## EXERCISE DIRECTIONS
Reproduce the following material exactly, including every line.
+++++
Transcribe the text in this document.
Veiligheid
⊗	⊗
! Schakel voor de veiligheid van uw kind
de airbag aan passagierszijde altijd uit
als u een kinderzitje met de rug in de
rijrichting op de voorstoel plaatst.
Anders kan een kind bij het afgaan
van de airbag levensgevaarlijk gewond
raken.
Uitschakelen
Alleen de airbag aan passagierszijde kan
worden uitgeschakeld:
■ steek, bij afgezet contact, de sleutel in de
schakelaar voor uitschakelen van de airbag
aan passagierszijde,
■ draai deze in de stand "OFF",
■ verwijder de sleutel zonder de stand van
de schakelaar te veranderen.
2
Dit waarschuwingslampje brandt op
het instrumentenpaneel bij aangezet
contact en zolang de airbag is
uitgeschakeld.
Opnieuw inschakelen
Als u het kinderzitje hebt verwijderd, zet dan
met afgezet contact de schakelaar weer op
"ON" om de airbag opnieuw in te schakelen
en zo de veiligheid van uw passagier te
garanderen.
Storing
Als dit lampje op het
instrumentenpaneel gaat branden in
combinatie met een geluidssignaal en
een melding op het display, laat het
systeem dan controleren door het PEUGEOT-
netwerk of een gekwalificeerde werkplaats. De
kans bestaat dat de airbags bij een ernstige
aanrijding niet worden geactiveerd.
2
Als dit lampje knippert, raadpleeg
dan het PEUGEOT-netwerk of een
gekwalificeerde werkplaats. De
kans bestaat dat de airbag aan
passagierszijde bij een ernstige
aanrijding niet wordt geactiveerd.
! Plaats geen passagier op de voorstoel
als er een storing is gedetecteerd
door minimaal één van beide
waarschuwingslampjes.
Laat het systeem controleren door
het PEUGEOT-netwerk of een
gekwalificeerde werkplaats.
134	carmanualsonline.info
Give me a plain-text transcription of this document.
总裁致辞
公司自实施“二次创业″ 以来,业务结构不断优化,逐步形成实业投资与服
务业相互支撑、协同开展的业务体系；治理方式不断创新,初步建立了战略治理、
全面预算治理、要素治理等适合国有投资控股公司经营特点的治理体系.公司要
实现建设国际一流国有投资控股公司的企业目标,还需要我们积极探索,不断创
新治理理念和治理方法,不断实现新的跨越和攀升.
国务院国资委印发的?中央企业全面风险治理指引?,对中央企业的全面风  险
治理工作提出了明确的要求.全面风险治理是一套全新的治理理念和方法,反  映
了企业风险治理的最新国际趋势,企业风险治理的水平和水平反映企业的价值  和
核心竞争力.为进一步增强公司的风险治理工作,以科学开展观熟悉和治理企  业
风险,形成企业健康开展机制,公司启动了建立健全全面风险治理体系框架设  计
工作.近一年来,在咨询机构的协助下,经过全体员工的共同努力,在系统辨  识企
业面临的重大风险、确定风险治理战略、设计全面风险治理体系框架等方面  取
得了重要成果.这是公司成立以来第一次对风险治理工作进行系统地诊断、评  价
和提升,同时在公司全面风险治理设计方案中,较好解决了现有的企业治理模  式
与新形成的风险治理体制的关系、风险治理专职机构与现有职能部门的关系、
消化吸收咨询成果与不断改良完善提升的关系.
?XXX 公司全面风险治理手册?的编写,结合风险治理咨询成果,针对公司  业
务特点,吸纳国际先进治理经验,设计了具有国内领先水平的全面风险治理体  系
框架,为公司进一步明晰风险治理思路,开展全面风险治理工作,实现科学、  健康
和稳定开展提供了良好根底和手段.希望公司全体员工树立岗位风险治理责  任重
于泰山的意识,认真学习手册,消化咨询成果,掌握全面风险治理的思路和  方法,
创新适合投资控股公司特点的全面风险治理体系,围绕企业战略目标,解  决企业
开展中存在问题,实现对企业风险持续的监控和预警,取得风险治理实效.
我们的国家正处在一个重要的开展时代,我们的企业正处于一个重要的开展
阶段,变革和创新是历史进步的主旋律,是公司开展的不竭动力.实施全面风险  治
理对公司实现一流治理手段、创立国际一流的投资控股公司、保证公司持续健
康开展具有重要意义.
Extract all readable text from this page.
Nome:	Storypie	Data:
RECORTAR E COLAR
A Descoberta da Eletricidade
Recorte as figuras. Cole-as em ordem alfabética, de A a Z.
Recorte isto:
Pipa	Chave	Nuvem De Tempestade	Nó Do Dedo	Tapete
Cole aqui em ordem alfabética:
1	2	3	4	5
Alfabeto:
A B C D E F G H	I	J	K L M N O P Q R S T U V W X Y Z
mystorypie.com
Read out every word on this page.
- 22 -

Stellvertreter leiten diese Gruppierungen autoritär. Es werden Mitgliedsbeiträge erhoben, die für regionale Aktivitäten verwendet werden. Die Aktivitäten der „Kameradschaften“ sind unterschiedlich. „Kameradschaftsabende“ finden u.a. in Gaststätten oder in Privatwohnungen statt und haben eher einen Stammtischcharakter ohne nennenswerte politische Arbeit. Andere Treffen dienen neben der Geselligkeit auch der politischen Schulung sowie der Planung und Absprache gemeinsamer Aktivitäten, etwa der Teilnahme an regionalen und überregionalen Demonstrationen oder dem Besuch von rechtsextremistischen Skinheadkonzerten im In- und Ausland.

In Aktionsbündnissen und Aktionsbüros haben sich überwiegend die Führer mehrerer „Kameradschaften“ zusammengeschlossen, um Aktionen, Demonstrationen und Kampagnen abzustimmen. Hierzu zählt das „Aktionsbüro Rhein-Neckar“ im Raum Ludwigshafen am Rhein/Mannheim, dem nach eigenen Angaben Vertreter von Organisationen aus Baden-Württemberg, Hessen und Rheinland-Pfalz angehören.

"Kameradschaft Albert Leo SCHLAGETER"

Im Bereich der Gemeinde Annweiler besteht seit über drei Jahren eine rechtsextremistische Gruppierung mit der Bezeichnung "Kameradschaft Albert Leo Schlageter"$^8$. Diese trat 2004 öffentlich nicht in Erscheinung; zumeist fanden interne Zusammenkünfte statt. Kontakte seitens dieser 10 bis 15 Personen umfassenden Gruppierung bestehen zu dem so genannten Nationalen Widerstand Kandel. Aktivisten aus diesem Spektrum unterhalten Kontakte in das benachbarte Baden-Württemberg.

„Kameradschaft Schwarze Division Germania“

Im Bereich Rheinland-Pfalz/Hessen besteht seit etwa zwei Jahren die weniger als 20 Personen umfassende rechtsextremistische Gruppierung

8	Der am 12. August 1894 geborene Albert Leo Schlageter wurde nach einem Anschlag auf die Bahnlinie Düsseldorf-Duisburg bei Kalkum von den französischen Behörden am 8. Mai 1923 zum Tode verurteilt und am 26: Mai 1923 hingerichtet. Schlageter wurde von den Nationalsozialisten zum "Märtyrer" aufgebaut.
+++++
## THE OUTPUT
Transcribe the text in this document.
Veiligheid
⊗	⊗
! Schakel voor de veiligheid van uw kind
de airbag aan passagierszijde altijd uit
als u een kinderzitje met de rug in de
rijrichting op de voorstoel plaatst.
Anders kan een kind bij het afgaan
van de airbag levensgevaarlijk gewond
raken.
Uitschakelen
Alleen de airbag aan passagierszijde kan
worden uitgeschakeld:
■ steek, bij afgezet contact, de sleutel in de
schakelaar voor uitschakelen van de airbag
aan passagierszijde,
■ draai deze in de stand "OFF",
■ verwijder de sleutel zonder de stand van
de schakelaar te veranderen.
2
Dit waarschuwingslampje brandt op
het instrumentenpaneel bij aangezet
contact en zolang de airbag is
uitgeschakeld.
Opnieuw inschakelen
Als u het kinderzitje hebt verwijderd, zet dan
met afgezet contact de schakelaar weer op
"ON" om de airbag opnieuw in te schakelen
en zo de veiligheid van uw passagier te
garanderen.
Storing
Als dit lampje op het
instrumentenpaneel gaat branden in
combinatie met een geluidssignaal en
een melding op het display, laat het
systeem dan controleren door het PEUGEOT-
netwerk of een gekwalificeerde werkplaats. De
kans bestaat dat de airbags bij een ernstige
aanrijding niet worden geactiveerd.
2
Als dit lampje knippert, raadpleeg
dan het PEUGEOT-netwerk of een
gekwalificeerde werkplaats. De
kans bestaat dat de airbag aan
passagierszijde bij een ernstige
aanrijding niet wordt geactiveerd.
! Plaats geen passagier op de voorstoel
als er een storing is gedetecteerd
door minimaal één van beide
waarschuwingslampjes.
Laat het systeem controleren door
het PEUGEOT-netwerk of een
gekwalificeerde werkplaats.
134	carmanualsonline.info
Give me a plain-text transcription of this document.
总裁致辞
公司自实施“二次创业″ 以来,业务结构不断优化,逐步形成实业投资与服
务业相互支撑、协同开展的业务体系；治理方式不断创新,初步建立了战略治理、
全面预算治理、要素治理等适合国有投资控股公司经营特点的治理体系.公司要
实现建设国际一流国有投资控股公司的企业目标,还需要我们积极探索,不断创
新治理理念和治理方法,不断实现新的跨越和攀升.
国务院国资委印发的?中央企业全面风险治理指引?,对中央企业的全面风  险
治理工作提出了明确的要求.全面风险治理是一套全新的治理理念和方法,反  映
了企业风险治理的最新国际趋势,企业风险治理的水平和水平反映企业的价值  和
核心竞争力.为进一步增强公司的风险治理工作,以科学开展观熟悉和治理企  业
风险,形成企业健康开展机制,公司启动了建立健全全面风险治理体系框架设  计
工作.近一年来,在咨询机构的协助下,经过全体员工的共同努力,在系统辨  识企
业面临的重大风险、确定风险治理战略、设计全面风险治理体系框架等方面  取
得了重要成果.这是公司成立以来第一次对风险治理工作进行系统地诊断、评  价
和提升,同时在公司全面风险治理设计方案中,较好解决了现有的企业治理模  式
与新形成的风险治理体制的关系、风险治理专职机构与现有职能部门的关系、
消化吸收咨询成果与不断改良完善提升的关系.
?XXX 公司全面风险治理手册?的编写,结合风险治理咨询成果,针对公司  业
务特点,吸纳国际先进治理经验,设计了具有国内领先水平的全面风险治理体  系
框架,为公司进一步明晰风险治理思路,开展全面风险治理工作,实现科学、  健康
和稳定开展提供了良好根底和手段.希望公司全体员工树立岗位风险治理责  任重
于泰山的意识,认真学习手册,消化咨询成果,掌握全面风险治理的思路和  方法,
创新适合投资控股公司特点的全面风险治理体系,围绕企业战略目标,解  决企业
开展中存在问题,实现对企业风险持续的监控和预警,取得风险治理实效.
我们的国家正处在一个重要的开展时代,我们的企业正处于一个重要的开展
阶段,变革和创新是历史进步的主旋律,是公司开展的不竭动力.实施全面风险  治
理对公司实现一流治理手段、创立国际一流的投资控股公司、保证公司持续健
康开展具有重要意义.
Extract all readable text from this page.
Nome:	Storypie	Data:
RECORTAR E COLAR
A Descoberta da Eletricidade
Recorte as figuras. Cole-as em ordem alfabética, de A a Z.
Recorte isto:
Pipa	Chave	Nuvem De Tempestade	Nó Do Dedo	Tapete
Cole aqui em ordem alfabética:
1	2	3	4	5
Alfabeto:
A B C D E F G H	I	J	K L M N O P Q R S T U V W X Y Z
mystorypie.com
Read out every word on this page.
- 22 -

Stellvertreter leiten diese Gruppierungen autoritär. Es werden Mitgliedsbeiträge erhoben, die für regionale Aktivitäten verwendet werden. Die Aktivitäten der „Kameradschaften“ sind unterschiedlich. „Kameradschaftsabende“ finden u.a. in Gaststätten oder in Privatwohnungen statt und haben eher einen Stammtischcharakter ohne nennenswerte politische Arbeit. Andere Treffen dienen neben der Geselligkeit auch der politischen Schulung sowie der Planung und Absprache gemeinsamer Aktivitäten, etwa der Teilnahme an regionalen und überregionalen Demonstrationen oder dem Besuch von rechtsextremistischen Skinheadkonzerten im In- und Ausland.

In Aktionsbündnissen und Aktionsbüros haben sich überwiegend die Führer mehrerer „Kameradschaften“ zusammengeschlossen, um Aktionen, Demonstrationen und Kampagnen abzustimmen. Hierzu zählt das „Aktionsbüro Rhein-Neckar“ im Raum Ludwigshafen am Rhein/Mannheim, dem nach eigenen Angaben Vertreter von Organisationen aus Baden-Württemberg, Hessen und Rheinland-Pfalz angehören.

"Kameradschaft Albert Leo SCHLAGETER"

Im Bereich der Gemeinde Annweiler besteht seit über drei Jahren eine rechtsextremistische Gruppierung mit der Bezeichnung "Kameradschaft Albert Leo Schlageter"$^8$. Diese trat 2004 öffentlich nicht in Erscheinung; zumeist fanden interne Zusammenkünfte statt. Kontakte seitens dieser 10 bis 15 Personen umfassenden Gruppierung bestehen zu dem so genannten Nationalen Widerstand Kandel. Aktivisten aus diesem Spektrum unterhalten Kontakte in das benachbarte Baden-Württemberg.

„Kameradschaft Schwarze Division Germania“

Im Bereich Rheinland-Pfalz/Hessen besteht seit etwa zwei Jahren die weniger als 20 Personen umfassende rechtsextremistische Gruppierung

8	Der am 12. August 1894 geborene Albert Leo Schlageter wurde nach einem Anschlag auf die Bahnlinie Düsseldorf-Duisburg bei Kalkum von den französischen Behörden am 8. Mai 1923 zum Tode verurteilt und am 26: Mai 1923 hingerichtet. Schlageter wurde von den Nationalsozialisten zum "Märtyrer" aufgebaut.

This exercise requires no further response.